» **PROBLEM TO SOLVE**: Pull out every line in the data that has the string "structured" in it.

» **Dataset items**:
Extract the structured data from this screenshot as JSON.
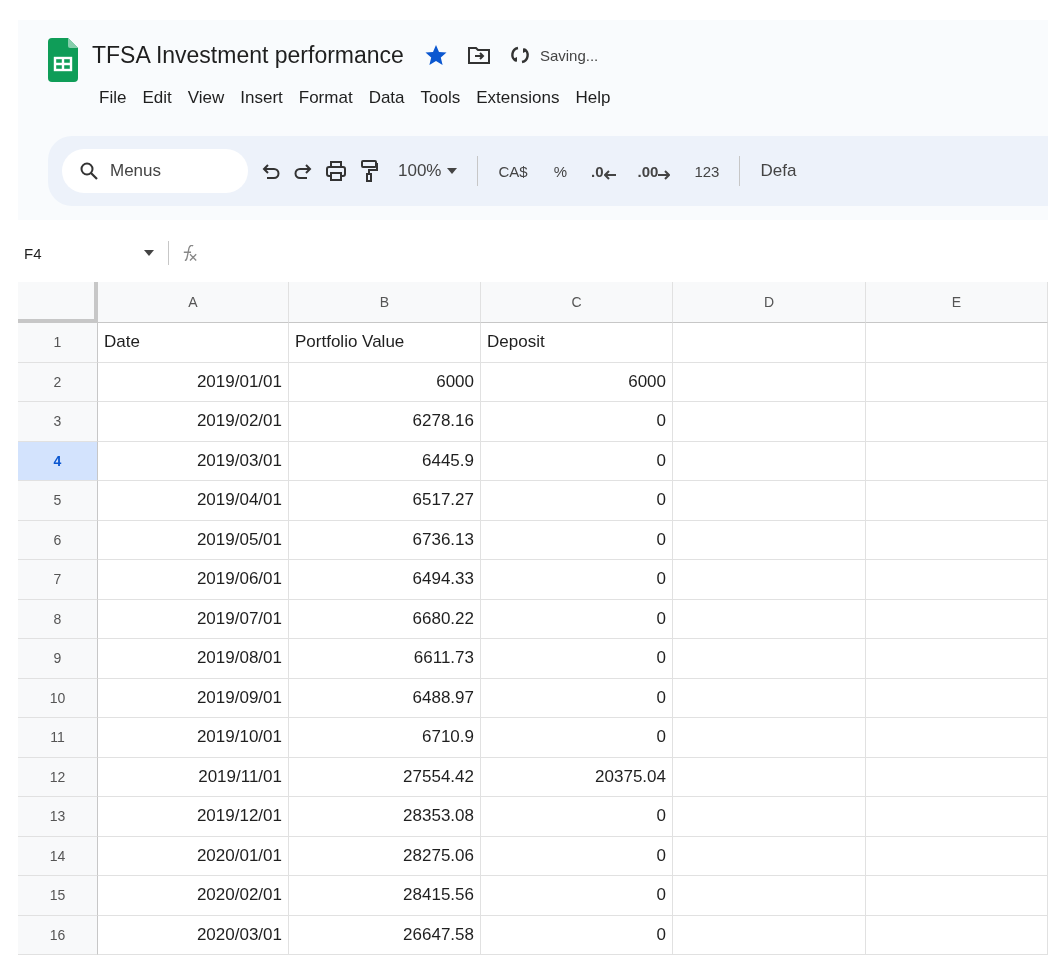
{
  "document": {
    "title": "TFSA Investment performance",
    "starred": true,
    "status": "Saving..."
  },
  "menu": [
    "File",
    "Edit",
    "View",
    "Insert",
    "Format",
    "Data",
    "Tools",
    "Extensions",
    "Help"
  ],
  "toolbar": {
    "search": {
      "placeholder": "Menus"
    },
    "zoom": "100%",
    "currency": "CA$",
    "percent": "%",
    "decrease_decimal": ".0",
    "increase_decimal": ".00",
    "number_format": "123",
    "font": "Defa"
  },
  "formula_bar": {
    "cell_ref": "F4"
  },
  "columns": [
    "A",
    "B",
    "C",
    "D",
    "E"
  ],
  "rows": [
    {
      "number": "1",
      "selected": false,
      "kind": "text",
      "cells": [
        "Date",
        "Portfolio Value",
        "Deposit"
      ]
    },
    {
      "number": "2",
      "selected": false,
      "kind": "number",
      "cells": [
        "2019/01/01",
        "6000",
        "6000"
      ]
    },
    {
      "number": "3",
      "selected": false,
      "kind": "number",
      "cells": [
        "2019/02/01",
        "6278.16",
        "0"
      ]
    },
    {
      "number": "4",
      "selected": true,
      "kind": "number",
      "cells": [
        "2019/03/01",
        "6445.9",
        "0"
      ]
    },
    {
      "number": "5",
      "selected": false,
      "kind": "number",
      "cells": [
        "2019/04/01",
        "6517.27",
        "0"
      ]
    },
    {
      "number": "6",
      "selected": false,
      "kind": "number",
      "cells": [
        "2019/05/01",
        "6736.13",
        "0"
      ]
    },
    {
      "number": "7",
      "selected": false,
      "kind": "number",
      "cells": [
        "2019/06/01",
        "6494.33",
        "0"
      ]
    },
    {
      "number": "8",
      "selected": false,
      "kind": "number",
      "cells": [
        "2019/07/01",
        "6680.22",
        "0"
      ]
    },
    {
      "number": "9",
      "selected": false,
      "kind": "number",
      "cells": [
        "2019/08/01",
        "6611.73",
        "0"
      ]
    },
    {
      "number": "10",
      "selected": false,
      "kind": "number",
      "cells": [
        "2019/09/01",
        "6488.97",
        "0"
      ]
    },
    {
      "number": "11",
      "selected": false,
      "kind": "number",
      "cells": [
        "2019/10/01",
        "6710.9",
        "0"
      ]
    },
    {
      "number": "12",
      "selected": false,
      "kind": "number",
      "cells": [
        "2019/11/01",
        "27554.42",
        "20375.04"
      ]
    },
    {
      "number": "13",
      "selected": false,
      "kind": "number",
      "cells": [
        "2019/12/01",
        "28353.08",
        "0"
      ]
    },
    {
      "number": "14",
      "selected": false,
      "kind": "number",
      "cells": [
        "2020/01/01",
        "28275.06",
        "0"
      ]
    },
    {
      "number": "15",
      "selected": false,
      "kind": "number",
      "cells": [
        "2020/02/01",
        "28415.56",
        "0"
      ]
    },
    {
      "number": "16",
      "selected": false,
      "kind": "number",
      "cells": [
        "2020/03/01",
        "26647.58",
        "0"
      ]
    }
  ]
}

---

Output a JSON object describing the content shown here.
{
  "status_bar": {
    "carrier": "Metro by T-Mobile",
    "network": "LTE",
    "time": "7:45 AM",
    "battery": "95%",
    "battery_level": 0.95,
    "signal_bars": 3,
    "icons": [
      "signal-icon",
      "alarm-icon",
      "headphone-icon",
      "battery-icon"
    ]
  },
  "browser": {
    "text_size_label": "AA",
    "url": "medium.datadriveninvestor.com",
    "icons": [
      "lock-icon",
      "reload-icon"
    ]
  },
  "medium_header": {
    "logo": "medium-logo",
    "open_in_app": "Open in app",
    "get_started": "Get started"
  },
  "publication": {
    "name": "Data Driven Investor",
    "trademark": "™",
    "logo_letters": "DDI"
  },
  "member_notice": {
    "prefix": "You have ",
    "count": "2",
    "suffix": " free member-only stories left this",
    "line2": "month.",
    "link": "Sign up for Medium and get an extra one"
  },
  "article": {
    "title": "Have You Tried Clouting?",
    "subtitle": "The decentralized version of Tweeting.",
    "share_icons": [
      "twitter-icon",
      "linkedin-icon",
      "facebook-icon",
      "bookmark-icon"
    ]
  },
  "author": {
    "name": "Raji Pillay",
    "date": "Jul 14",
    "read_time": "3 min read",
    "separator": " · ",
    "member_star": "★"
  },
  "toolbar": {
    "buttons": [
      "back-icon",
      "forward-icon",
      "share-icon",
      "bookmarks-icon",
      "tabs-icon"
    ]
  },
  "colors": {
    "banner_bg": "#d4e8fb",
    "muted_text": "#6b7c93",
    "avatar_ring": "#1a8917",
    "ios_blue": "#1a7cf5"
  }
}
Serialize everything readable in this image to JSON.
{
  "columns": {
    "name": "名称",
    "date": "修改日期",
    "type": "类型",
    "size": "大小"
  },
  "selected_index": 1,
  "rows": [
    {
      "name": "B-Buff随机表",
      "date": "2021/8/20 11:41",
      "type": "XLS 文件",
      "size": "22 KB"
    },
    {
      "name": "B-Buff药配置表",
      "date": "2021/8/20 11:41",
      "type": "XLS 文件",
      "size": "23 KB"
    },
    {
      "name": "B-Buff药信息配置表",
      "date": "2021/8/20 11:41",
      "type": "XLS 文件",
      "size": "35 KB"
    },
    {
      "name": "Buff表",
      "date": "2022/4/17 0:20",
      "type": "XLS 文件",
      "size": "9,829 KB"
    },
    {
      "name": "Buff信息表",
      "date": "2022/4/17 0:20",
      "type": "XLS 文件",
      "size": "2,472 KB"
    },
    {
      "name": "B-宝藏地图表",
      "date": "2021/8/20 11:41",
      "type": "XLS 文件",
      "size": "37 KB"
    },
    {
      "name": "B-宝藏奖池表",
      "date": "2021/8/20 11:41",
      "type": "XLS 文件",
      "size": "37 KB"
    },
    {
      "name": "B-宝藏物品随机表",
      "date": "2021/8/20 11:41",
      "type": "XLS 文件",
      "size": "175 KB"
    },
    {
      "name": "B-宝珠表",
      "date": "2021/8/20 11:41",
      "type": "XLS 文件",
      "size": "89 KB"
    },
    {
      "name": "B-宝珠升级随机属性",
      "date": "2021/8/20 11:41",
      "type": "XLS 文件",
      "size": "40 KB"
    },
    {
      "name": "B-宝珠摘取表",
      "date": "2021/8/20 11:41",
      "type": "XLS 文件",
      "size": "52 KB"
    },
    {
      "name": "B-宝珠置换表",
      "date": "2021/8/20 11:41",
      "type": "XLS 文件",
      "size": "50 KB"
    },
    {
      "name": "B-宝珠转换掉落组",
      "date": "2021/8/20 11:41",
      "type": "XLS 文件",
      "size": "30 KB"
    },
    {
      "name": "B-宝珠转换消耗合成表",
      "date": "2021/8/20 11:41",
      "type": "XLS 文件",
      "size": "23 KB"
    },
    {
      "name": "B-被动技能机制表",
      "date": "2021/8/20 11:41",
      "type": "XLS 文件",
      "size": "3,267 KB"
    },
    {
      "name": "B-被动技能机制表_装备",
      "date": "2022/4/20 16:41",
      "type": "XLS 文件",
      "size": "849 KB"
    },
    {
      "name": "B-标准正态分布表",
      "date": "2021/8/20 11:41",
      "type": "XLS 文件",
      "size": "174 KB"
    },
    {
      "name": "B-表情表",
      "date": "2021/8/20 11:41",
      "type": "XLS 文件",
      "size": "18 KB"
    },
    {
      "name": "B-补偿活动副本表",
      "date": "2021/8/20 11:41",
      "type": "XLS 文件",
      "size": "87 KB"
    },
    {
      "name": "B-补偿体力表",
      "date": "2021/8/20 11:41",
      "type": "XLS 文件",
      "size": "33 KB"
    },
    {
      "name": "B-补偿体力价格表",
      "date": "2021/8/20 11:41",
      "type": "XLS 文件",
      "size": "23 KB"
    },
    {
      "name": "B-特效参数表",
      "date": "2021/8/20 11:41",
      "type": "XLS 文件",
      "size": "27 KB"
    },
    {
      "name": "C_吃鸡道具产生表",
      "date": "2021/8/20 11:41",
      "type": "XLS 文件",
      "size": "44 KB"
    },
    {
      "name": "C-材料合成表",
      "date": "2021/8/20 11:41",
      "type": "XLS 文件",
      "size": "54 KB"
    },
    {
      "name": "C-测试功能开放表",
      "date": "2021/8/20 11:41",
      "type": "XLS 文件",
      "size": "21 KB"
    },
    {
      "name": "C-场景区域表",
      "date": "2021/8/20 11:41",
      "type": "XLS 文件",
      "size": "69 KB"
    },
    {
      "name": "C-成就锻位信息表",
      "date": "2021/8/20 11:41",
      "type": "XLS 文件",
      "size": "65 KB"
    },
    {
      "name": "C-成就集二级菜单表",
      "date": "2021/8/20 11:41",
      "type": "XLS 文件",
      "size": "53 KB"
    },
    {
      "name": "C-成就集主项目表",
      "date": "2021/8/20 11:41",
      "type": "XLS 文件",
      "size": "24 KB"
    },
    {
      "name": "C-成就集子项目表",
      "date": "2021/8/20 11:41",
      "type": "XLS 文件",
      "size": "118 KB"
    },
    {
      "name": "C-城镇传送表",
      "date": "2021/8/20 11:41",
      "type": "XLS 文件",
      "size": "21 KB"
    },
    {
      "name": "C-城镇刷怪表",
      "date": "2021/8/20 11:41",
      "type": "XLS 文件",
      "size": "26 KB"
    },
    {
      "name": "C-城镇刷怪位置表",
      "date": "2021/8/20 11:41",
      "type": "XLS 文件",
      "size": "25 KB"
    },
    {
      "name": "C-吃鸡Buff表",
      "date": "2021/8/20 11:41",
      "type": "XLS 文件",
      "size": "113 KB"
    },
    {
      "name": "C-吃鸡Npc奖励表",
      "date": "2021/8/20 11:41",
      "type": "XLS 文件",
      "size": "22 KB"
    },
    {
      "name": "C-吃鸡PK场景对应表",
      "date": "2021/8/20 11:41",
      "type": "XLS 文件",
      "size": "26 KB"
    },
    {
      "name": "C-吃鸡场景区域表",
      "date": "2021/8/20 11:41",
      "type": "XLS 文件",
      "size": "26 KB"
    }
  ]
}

---

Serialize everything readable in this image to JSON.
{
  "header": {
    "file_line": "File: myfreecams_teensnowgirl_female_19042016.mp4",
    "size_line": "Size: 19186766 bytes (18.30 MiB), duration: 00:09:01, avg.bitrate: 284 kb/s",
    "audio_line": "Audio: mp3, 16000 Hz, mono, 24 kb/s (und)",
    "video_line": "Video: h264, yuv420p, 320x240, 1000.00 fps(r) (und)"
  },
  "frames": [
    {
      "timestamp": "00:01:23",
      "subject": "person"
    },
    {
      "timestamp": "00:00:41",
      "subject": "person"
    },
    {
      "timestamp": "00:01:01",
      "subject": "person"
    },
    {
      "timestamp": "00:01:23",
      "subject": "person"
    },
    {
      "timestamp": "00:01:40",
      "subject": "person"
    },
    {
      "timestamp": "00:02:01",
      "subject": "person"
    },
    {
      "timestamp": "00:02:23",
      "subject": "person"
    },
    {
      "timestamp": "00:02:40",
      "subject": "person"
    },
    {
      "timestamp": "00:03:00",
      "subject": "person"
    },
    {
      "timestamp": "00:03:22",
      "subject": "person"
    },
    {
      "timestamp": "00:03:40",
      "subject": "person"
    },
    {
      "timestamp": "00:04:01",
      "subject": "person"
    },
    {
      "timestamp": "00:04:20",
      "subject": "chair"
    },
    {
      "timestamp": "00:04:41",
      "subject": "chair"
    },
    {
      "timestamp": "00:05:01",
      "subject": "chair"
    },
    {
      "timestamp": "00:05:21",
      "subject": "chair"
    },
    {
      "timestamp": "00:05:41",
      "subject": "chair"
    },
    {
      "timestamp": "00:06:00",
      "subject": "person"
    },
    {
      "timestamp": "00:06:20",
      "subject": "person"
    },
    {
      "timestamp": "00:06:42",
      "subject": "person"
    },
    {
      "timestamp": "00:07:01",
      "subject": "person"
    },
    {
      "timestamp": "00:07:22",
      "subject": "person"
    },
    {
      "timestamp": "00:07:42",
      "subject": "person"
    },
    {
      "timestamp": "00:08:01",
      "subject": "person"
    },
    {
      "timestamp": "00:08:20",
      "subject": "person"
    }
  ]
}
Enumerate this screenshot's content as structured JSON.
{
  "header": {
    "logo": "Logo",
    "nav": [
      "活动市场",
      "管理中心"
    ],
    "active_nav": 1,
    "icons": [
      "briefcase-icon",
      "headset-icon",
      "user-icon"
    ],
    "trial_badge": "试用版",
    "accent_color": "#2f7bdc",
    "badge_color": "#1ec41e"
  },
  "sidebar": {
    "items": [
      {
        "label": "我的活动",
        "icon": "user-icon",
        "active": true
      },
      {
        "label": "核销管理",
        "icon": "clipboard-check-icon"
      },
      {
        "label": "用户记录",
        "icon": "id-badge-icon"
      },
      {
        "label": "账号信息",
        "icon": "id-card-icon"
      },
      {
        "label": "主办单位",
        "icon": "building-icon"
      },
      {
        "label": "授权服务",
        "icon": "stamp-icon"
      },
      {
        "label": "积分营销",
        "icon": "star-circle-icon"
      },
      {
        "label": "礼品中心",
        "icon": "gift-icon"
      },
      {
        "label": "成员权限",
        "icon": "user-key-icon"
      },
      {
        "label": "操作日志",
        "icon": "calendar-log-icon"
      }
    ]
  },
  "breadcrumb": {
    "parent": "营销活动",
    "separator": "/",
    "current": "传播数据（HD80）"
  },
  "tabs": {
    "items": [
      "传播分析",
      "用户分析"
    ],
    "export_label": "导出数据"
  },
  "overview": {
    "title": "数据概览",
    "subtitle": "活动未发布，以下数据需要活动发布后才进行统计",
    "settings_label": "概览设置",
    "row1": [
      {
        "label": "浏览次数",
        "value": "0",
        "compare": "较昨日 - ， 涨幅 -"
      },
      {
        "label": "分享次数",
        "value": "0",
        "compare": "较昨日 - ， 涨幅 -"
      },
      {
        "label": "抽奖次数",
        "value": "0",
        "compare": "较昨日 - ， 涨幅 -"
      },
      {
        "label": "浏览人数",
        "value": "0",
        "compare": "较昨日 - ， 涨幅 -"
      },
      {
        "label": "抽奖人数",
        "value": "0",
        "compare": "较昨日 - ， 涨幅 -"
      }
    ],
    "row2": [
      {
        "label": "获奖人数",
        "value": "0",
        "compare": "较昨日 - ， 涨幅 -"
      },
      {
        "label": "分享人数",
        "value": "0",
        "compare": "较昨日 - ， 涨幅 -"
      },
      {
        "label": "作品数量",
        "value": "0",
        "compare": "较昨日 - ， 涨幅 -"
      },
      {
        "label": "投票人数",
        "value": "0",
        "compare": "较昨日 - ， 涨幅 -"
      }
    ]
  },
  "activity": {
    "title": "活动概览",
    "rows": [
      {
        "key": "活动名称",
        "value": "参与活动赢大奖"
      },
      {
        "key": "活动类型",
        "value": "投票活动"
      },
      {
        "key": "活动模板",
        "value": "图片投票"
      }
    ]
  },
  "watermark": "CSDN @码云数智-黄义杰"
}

» **REPLY TO THE EXERCISE**:
Extract the structured data from this screenshot as JSON.
Enumerate this screenshot's content as structured JSON.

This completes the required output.